**What you have to do**
Will you give the material below again, every line exactly as it is?
=== Records shown ===
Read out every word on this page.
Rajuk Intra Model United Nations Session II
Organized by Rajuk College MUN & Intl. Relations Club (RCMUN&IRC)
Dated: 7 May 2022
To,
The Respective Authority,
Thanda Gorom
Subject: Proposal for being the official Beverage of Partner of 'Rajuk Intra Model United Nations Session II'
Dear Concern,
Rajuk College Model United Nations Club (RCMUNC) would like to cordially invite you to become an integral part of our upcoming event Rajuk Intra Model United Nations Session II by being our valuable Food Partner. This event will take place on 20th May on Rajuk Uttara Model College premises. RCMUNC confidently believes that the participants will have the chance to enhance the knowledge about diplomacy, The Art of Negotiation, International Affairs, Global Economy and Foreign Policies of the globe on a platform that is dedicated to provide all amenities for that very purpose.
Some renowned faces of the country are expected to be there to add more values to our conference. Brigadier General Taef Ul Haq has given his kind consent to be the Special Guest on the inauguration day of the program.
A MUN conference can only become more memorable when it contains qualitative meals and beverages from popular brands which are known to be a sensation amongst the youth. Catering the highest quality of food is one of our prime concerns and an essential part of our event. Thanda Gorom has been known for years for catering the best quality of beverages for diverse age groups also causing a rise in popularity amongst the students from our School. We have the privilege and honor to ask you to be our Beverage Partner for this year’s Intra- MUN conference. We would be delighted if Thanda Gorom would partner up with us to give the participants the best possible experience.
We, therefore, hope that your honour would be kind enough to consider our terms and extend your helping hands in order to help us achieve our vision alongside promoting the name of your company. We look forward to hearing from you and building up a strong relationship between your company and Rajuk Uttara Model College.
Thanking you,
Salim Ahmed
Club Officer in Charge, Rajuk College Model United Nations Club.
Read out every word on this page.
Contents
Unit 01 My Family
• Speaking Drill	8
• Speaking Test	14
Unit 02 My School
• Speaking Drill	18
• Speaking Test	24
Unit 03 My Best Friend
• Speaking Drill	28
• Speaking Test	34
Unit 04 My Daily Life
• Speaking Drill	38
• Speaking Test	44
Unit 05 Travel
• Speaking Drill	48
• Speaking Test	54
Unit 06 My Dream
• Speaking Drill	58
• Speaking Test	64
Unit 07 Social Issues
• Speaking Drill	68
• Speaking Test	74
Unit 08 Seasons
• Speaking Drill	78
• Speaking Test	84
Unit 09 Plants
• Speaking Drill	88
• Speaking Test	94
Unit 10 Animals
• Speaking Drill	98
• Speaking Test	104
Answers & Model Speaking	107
===
**Task answer**
Read out every word on this page.
Rajuk Intra Model United Nations Session II
Organized by Rajuk College MUN & Intl. Relations Club (RCMUN&IRC)
Dated: 7 May 2022
To,
The Respective Authority,
Thanda Gorom
Subject: Proposal for being the official Beverage of Partner of 'Rajuk Intra Model United Nations Session II'
Dear Concern,
Rajuk College Model United Nations Club (RCMUNC) would like to cordially invite you to become an integral part of our upcoming event Rajuk Intra Model United Nations Session II by being our valuable Food Partner. This event will take place on 20th May on Rajuk Uttara Model College premises. RCMUNC confidently believes that the participants will have the chance to enhance the knowledge about diplomacy, The Art of Negotiation, International Affairs, Global Economy and Foreign Policies of the globe on a platform that is dedicated to provide all amenities for that very purpose.
Some renowned faces of the country are expected to be there to add more values to our conference. Brigadier General Taef Ul Haq has given his kind consent to be the Special Guest on the inauguration day of the program.
A MUN conference can only become more memorable when it contains qualitative meals and beverages from popular brands which are known to be a sensation amongst the youth. Catering the highest quality of food is one of our prime concerns and an essential part of our event. Thanda Gorom has been known for years for catering the best quality of beverages for diverse age groups also causing a rise in popularity amongst the students from our School. We have the privilege and honor to ask you to be our Beverage Partner for this year’s Intra- MUN conference. We would be delighted if Thanda Gorom would partner up with us to give the participants the best possible experience.
We, therefore, hope that your honour would be kind enough to consider our terms and extend your helping hands in order to help us achieve our vision alongside promoting the name of your company. We look forward to hearing from you and building up a strong relationship between your company and Rajuk Uttara Model College.
Thanking you,
Salim Ahmed
Club Officer in Charge, Rajuk College Model United Nations Club.
Read out every word on this page.
Contents
Unit 01 My Family
• Speaking Drill	8
• Speaking Test	14
Unit 02 My School
• Speaking Drill	18
• Speaking Test	24
Unit 03 My Best Friend
• Speaking Drill	28
• Speaking Test	34
Unit 04 My Daily Life
• Speaking Drill	38
• Speaking Test	44
Unit 05 Travel
• Speaking Drill	48
• Speaking Test	54
Unit 06 My Dream
• Speaking Drill	58
• Speaking Test	64
Unit 07 Social Issues
• Speaking Drill	68
• Speaking Test	74
Unit 08 Seasons
• Speaking Drill	78
• Speaking Test	84
Unit 09 Plants
• Speaking Drill	88
• Speaking Test	94
Unit 10 Animals
• Speaking Drill	98
• Speaking Test	104
Answers & Model Speaking	107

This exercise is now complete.